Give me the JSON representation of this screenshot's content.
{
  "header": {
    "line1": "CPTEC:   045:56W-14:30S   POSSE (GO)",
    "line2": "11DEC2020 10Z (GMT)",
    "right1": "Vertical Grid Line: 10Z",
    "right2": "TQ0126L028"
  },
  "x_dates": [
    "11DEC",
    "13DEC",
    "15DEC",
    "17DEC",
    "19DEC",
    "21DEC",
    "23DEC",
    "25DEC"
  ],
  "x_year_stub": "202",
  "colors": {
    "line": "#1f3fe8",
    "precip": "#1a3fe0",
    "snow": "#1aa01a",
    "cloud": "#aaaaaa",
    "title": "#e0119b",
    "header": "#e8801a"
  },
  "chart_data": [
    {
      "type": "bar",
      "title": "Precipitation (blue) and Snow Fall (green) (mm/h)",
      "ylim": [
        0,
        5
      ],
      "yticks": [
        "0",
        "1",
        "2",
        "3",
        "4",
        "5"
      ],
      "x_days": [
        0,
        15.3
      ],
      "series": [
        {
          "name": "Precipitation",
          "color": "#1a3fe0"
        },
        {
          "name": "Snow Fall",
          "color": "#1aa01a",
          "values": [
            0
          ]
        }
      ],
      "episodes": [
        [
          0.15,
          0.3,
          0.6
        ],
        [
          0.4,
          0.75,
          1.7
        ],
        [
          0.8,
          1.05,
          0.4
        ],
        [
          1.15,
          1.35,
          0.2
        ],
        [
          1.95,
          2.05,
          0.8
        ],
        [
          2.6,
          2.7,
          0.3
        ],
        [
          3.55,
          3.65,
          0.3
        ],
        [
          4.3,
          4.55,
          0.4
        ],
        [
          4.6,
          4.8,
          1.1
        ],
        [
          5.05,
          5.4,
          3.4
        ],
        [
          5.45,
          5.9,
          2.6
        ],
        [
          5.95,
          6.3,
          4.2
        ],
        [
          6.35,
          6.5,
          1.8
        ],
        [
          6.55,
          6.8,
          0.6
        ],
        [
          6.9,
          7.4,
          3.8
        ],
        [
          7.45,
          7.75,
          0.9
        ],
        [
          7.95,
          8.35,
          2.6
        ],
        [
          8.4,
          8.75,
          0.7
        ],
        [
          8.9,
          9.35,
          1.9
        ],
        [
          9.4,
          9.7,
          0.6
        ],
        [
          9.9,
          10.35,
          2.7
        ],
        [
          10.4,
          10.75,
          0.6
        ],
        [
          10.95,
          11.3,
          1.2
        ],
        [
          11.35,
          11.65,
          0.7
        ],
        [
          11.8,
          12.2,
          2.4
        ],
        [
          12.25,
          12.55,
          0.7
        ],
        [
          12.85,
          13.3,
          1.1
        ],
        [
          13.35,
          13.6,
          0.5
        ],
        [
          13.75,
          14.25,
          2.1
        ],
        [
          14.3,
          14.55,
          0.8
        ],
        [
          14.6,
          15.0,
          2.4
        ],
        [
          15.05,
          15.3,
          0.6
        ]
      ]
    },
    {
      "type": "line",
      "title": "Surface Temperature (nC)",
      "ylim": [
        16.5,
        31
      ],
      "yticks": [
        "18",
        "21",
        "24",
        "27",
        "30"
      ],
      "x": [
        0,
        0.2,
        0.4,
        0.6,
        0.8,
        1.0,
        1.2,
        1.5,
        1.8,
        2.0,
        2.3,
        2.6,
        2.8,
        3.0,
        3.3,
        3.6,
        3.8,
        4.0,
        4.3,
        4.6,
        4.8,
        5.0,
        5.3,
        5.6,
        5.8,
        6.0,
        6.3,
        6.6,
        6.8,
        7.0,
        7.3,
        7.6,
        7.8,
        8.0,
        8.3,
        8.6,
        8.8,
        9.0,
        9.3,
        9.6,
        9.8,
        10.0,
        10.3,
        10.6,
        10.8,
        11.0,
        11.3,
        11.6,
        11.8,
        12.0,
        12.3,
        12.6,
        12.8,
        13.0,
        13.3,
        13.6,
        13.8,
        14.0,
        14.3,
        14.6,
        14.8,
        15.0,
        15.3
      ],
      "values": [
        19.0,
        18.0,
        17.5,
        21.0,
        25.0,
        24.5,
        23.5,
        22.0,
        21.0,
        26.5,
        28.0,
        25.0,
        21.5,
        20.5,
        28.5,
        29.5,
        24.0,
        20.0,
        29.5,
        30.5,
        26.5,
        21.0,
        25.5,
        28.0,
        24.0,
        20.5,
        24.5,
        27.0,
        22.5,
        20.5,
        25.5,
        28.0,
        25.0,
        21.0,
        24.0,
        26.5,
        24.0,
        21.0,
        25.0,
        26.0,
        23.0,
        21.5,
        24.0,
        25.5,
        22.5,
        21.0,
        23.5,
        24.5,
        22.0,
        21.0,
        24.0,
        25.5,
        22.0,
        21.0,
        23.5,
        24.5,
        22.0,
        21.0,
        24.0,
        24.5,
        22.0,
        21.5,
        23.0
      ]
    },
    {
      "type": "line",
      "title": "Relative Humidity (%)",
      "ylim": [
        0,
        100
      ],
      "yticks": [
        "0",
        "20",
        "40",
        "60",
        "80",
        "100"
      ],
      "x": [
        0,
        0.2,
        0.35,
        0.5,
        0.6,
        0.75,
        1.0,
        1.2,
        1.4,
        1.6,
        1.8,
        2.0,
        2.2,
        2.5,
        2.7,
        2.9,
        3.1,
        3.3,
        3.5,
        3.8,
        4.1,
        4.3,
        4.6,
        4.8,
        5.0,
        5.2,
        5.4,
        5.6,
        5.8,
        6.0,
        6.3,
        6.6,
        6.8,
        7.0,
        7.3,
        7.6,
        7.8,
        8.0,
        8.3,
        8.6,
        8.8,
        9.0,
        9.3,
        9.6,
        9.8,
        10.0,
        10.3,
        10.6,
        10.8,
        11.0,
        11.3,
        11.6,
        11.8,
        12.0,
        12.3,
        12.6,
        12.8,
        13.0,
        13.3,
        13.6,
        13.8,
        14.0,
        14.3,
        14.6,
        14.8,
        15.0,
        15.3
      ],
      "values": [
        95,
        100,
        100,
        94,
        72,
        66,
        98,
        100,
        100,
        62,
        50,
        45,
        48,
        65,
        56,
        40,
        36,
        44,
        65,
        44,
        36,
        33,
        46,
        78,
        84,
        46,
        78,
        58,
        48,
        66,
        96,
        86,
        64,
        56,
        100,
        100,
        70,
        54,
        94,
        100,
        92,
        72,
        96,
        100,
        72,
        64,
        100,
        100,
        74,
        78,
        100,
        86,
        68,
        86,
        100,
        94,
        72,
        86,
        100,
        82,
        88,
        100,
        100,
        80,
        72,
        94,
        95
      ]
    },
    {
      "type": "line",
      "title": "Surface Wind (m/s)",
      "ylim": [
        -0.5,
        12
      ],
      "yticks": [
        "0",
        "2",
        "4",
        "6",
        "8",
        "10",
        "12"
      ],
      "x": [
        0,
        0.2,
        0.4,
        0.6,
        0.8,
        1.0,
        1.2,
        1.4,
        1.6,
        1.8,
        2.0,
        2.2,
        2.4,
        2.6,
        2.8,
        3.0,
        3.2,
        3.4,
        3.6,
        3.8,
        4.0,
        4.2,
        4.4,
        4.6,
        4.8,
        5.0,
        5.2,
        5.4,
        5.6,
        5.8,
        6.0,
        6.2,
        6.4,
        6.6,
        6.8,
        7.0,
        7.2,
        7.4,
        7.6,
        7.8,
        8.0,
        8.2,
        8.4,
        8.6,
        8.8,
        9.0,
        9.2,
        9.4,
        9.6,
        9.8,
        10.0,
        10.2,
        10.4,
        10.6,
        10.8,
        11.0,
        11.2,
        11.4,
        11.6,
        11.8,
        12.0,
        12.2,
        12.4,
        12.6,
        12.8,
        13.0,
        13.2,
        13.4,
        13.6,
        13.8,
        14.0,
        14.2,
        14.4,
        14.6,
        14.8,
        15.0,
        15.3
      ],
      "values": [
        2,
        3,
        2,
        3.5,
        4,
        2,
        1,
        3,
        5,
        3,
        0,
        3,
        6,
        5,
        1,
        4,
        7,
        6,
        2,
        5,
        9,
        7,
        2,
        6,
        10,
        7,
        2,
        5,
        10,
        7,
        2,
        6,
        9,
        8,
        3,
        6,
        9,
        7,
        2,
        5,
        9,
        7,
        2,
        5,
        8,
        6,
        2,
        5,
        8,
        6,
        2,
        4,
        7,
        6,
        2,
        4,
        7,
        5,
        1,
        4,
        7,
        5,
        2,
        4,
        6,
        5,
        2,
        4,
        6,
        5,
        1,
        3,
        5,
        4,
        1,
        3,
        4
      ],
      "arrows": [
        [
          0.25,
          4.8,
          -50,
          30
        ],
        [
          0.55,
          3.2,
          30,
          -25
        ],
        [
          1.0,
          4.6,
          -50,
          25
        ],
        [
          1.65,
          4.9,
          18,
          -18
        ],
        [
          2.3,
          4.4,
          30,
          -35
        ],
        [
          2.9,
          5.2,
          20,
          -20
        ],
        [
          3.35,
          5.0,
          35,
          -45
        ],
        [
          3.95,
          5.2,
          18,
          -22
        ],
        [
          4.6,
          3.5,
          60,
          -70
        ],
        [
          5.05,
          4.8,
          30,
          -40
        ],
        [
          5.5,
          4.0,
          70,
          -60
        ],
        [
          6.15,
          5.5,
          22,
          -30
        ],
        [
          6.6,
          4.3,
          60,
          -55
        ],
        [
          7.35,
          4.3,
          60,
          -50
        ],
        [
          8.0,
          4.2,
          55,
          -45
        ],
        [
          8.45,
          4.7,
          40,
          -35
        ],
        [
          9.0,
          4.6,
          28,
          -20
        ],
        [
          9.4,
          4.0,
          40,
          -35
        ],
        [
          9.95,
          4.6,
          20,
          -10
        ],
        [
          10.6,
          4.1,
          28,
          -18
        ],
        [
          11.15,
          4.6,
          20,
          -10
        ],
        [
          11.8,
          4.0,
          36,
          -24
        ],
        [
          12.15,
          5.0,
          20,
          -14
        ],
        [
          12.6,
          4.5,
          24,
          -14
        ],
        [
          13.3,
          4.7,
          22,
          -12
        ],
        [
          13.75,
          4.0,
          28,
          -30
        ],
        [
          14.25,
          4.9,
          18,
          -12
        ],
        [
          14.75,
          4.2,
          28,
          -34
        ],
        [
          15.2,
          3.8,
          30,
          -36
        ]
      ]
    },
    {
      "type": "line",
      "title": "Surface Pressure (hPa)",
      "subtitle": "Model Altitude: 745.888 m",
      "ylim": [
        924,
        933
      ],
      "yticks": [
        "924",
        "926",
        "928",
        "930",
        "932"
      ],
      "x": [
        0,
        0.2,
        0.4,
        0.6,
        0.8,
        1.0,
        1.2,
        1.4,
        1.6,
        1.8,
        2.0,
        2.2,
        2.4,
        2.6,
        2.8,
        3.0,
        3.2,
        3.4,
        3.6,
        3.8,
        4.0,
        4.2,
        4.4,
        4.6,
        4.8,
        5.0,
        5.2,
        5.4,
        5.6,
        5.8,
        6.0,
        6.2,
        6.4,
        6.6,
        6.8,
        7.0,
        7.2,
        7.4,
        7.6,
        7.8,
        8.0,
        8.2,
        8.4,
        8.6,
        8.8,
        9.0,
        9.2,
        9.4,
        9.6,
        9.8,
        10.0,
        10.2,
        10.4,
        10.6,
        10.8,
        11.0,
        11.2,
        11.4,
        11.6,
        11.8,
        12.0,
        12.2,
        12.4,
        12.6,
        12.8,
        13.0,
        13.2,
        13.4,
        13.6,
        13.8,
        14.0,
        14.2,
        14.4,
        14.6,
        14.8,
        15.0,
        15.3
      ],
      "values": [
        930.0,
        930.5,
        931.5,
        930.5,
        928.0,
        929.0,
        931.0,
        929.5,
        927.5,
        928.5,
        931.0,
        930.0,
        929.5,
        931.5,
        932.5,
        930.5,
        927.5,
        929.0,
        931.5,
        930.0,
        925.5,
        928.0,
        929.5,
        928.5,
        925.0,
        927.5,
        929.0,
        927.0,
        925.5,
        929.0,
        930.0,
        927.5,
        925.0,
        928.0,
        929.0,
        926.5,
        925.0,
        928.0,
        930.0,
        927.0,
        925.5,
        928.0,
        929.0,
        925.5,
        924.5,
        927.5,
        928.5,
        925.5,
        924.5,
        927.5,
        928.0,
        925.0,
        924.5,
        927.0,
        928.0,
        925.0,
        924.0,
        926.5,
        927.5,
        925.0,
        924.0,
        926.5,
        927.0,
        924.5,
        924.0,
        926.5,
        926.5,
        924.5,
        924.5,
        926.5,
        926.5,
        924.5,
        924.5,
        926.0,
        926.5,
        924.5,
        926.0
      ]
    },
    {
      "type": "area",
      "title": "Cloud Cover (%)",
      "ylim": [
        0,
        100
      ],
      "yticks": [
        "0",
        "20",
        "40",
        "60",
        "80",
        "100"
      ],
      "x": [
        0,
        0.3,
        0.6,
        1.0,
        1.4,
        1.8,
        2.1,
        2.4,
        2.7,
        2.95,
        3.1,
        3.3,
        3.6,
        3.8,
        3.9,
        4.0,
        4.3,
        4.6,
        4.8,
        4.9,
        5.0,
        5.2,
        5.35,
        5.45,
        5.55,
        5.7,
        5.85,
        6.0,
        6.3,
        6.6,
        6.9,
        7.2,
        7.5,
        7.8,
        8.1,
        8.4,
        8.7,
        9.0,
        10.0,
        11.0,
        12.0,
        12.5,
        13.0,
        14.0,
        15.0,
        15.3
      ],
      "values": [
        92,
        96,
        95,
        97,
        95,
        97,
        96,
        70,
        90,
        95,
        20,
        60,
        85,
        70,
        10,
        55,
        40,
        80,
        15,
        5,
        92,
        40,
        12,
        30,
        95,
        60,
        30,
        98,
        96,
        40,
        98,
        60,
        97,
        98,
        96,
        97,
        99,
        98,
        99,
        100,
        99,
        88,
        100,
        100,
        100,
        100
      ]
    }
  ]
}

----------------

WHAT YOU ARE ASKED TO DO: Search the listing for the word "Precipitation". Copy every line in which it occurs.

ANSWER IN FULL:
      "title": "Precipitation (blue) and Snow Fall (green) (mm/h)",
          "name": "Precipitation",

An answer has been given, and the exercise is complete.